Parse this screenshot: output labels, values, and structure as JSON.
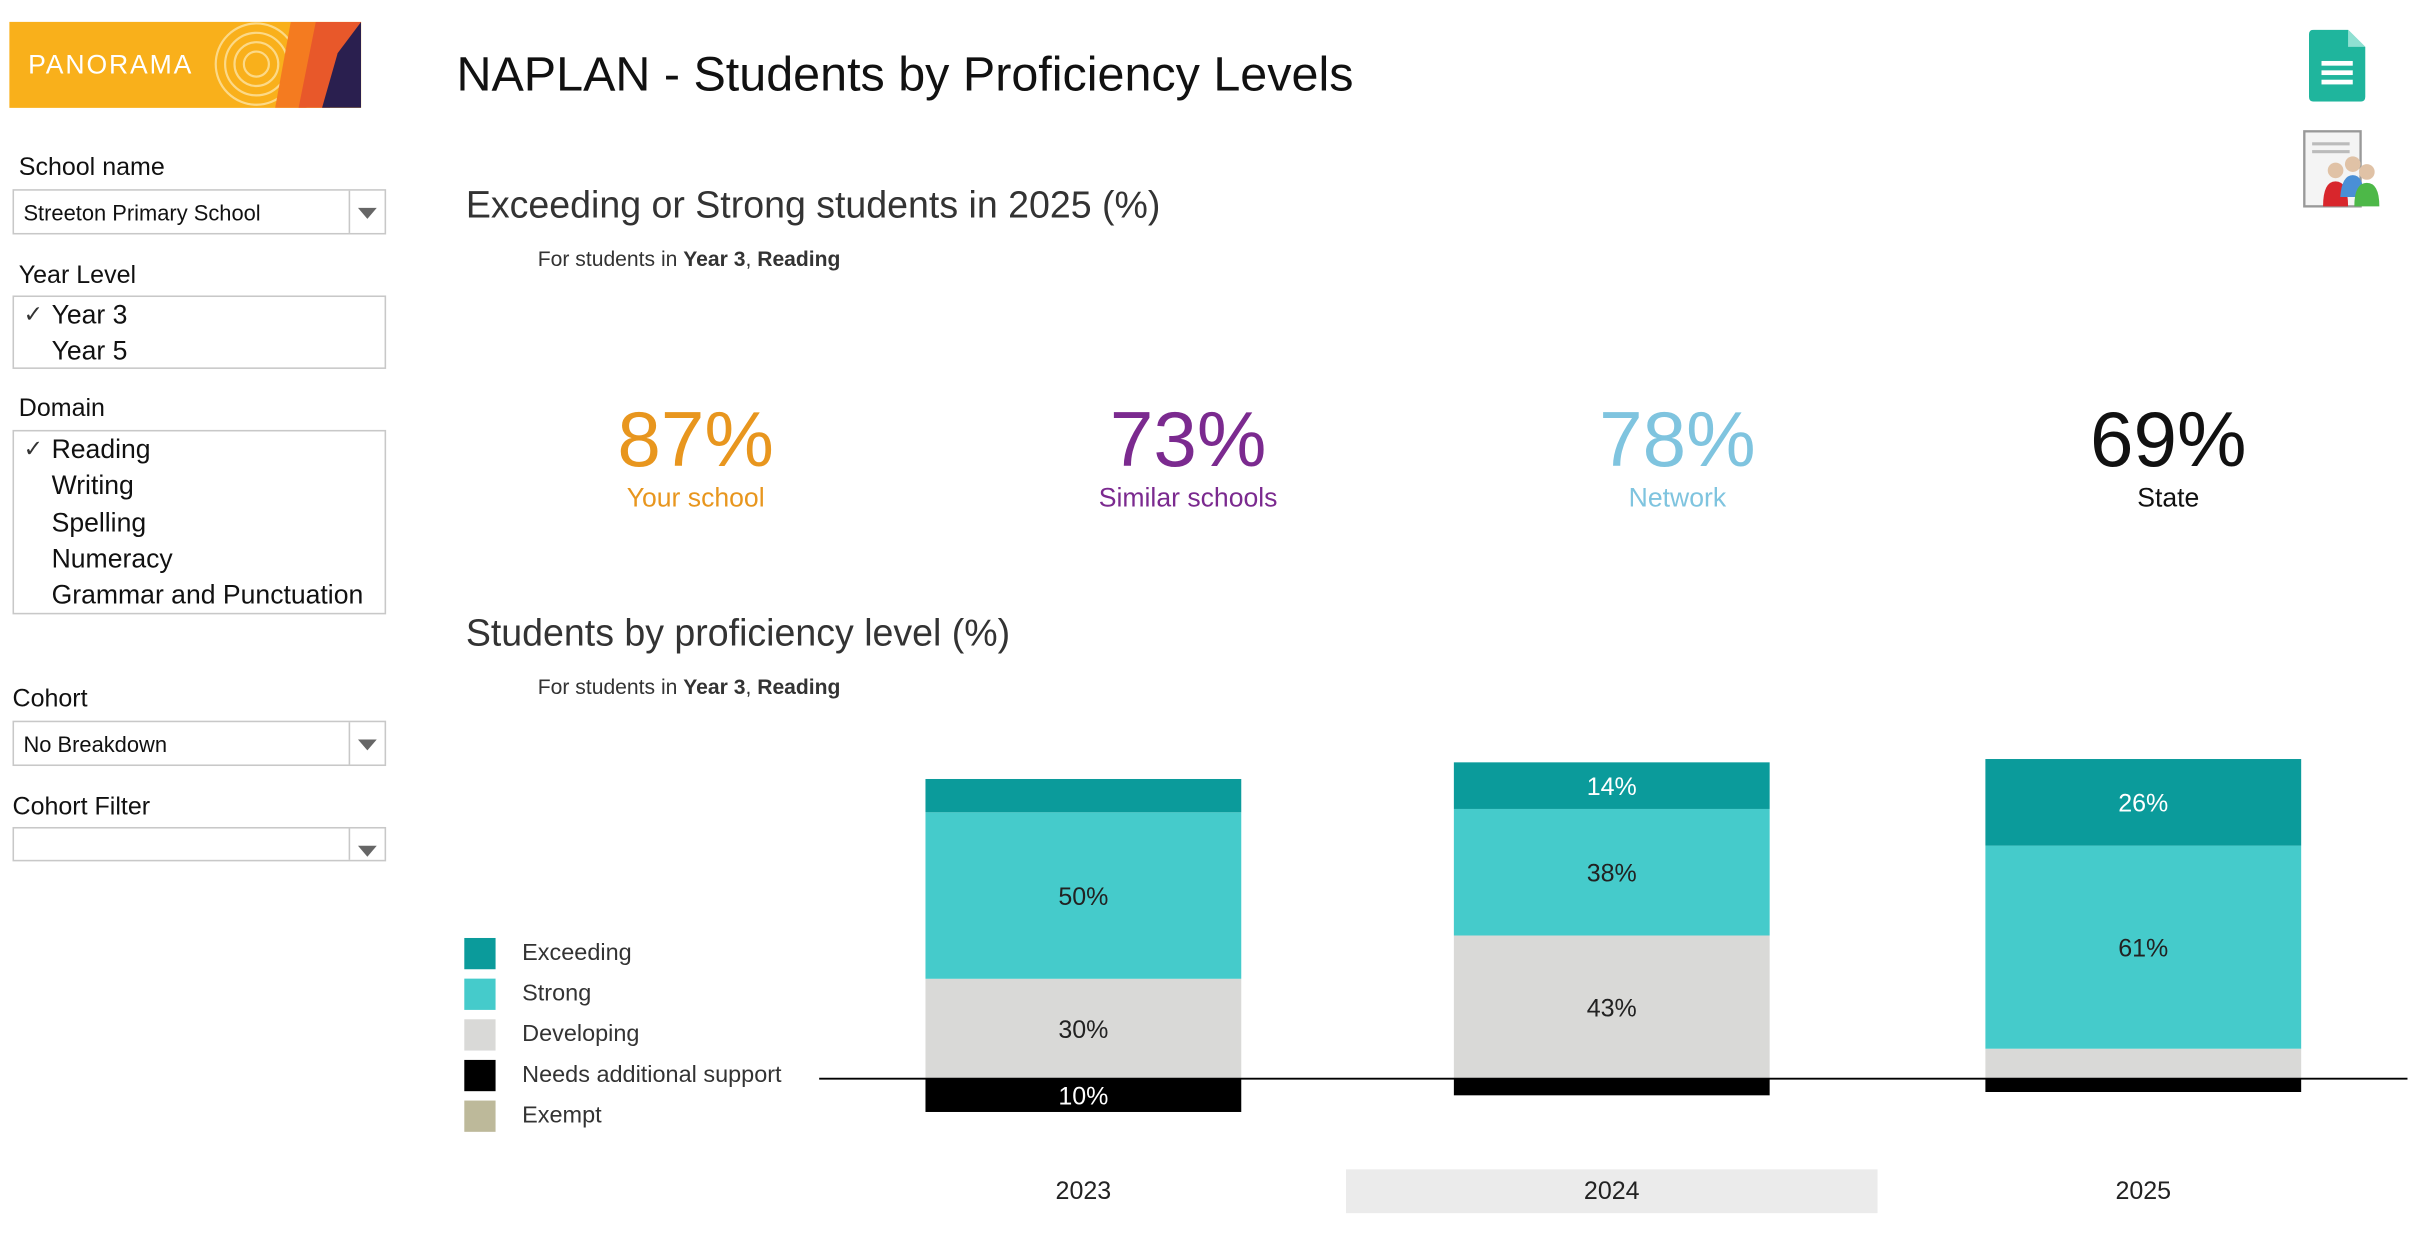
{
  "logo": {
    "text": "PANORAMA"
  },
  "page_title": "NAPLAN - Students by Proficiency Levels",
  "filters": {
    "school": {
      "label": "School name",
      "value": "Streeton Primary School"
    },
    "year_level": {
      "label": "Year Level",
      "options": [
        {
          "label": "Year 3",
          "checked": "✓"
        },
        {
          "label": "Year 5",
          "checked": ""
        }
      ]
    },
    "domain": {
      "label": "Domain",
      "options": [
        {
          "label": "Reading",
          "checked": "✓"
        },
        {
          "label": "Writing",
          "checked": ""
        },
        {
          "label": "Spelling",
          "checked": ""
        },
        {
          "label": "Numeracy",
          "checked": ""
        },
        {
          "label": "Grammar and Punctuation",
          "checked": ""
        }
      ]
    },
    "cohort": {
      "label": "Cohort",
      "value": "No Breakdown"
    },
    "cohort_filter": {
      "label": "Cohort Filter",
      "value": ""
    }
  },
  "kpi_section": {
    "title": "Exceeding or Strong students in 2025 (%)",
    "subtitle": {
      "prefix": "For students in ",
      "year": "Year 3",
      "sep": ", ",
      "domain": "Reading"
    },
    "items": [
      {
        "value": "87%",
        "label": "Your school",
        "color": "#e8961e"
      },
      {
        "value": "73%",
        "label": "Similar schools",
        "color": "#7b2a8f"
      },
      {
        "value": "78%",
        "label": "Network",
        "color": "#7fc4df"
      },
      {
        "value": "69%",
        "label": "State",
        "color": "#111111"
      }
    ]
  },
  "chart_section": {
    "title": "Students by proficiency level (%)",
    "subtitle": {
      "prefix": "For students in ",
      "year": "Year 3",
      "sep": ", ",
      "domain": "Reading"
    }
  },
  "chart_data": {
    "type": "bar",
    "stacked": "diverging",
    "categories": [
      "2023",
      "2024",
      "2025"
    ],
    "highlighted_category": "2024",
    "series": [
      {
        "name": "Exceeding",
        "color": "#0b9b9b",
        "values": [
          10,
          14,
          26
        ],
        "labels": [
          "",
          "14%",
          "26%"
        ]
      },
      {
        "name": "Strong",
        "color": "#45cbcb",
        "values": [
          50,
          38,
          61
        ],
        "labels": [
          "50%",
          "38%",
          "61%"
        ]
      },
      {
        "name": "Developing",
        "color": "#d9d9d7",
        "values": [
          30,
          43,
          9
        ],
        "labels": [
          "30%",
          "43%",
          ""
        ]
      },
      {
        "name": "Needs additional support",
        "color": "#000000",
        "values": [
          10,
          5,
          4
        ],
        "labels": [
          "10%",
          "",
          ""
        ]
      },
      {
        "name": "Exempt",
        "color": "#bdb99a",
        "values": [
          0,
          0,
          0
        ],
        "labels": [
          "",
          "",
          ""
        ]
      }
    ],
    "legend_position": "left"
  }
}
_ _ _ _ _
* The problem *
Transcribe the full listing above exactly, with the images removed.

* Exercise solution *
Parse this screenshot: output labels, values, and structure as JSON.
{
  "logo": {
    "text": "PANORAMA"
  },
  "page_title": "NAPLAN - Students by Proficiency Levels",
  "filters": {
    "school": {
      "label": "School name",
      "value": "Streeton Primary School"
    },
    "year_level": {
      "label": "Year Level",
      "options": [
        {
          "label": "Year 3",
          "checked": "✓"
        },
        {
          "label": "Year 5",
          "checked": ""
        }
      ]
    },
    "domain": {
      "label": "Domain",
      "options": [
        {
          "label": "Reading",
          "checked": "✓"
        },
        {
          "label": "Writing",
          "checked": ""
        },
        {
          "label": "Spelling",
          "checked": ""
        },
        {
          "label": "Numeracy",
          "checked": ""
        },
        {
          "label": "Grammar and Punctuation",
          "checked": ""
        }
      ]
    },
    "cohort": {
      "label": "Cohort",
      "value": "No Breakdown"
    },
    "cohort_filter": {
      "label": "Cohort Filter",
      "value": ""
    }
  },
  "kpi_section": {
    "title": "Exceeding or Strong students in 2025 (%)",
    "subtitle": {
      "prefix": "For students in ",
      "year": "Year 3",
      "sep": ", ",
      "domain": "Reading"
    },
    "items": [
      {
        "value": "87%",
        "label": "Your school",
        "color": "#e8961e"
      },
      {
        "value": "73%",
        "label": "Similar schools",
        "color": "#7b2a8f"
      },
      {
        "value": "78%",
        "label": "Network",
        "color": "#7fc4df"
      },
      {
        "value": "69%",
        "label": "State",
        "color": "#111111"
      }
    ]
  },
  "chart_section": {
    "title": "Students by proficiency level (%)",
    "subtitle": {
      "prefix": "For students in ",
      "year": "Year 3",
      "sep": ", ",
      "domain": "Reading"
    }
  },
  "chart_data": {
    "type": "bar",
    "stacked": "diverging",
    "categories": [
      "2023",
      "2024",
      "2025"
    ],
    "highlighted_category": "2024",
    "series": [
      {
        "name": "Exceeding",
        "color": "#0b9b9b",
        "values": [
          10,
          14,
          26
        ],
        "labels": [
          "",
          "14%",
          "26%"
        ]
      },
      {
        "name": "Strong",
        "color": "#45cbcb",
        "values": [
          50,
          38,
          61
        ],
        "labels": [
          "50%",
          "38%",
          "61%"
        ]
      },
      {
        "name": "Developing",
        "color": "#d9d9d7",
        "values": [
          30,
          43,
          9
        ],
        "labels": [
          "30%",
          "43%",
          ""
        ]
      },
      {
        "name": "Needs additional support",
        "color": "#000000",
        "values": [
          10,
          5,
          4
        ],
        "labels": [
          "10%",
          "",
          ""
        ]
      },
      {
        "name": "Exempt",
        "color": "#bdb99a",
        "values": [
          0,
          0,
          0
        ],
        "labels": [
          "",
          "",
          ""
        ]
      }
    ],
    "legend_position": "left"
  }
}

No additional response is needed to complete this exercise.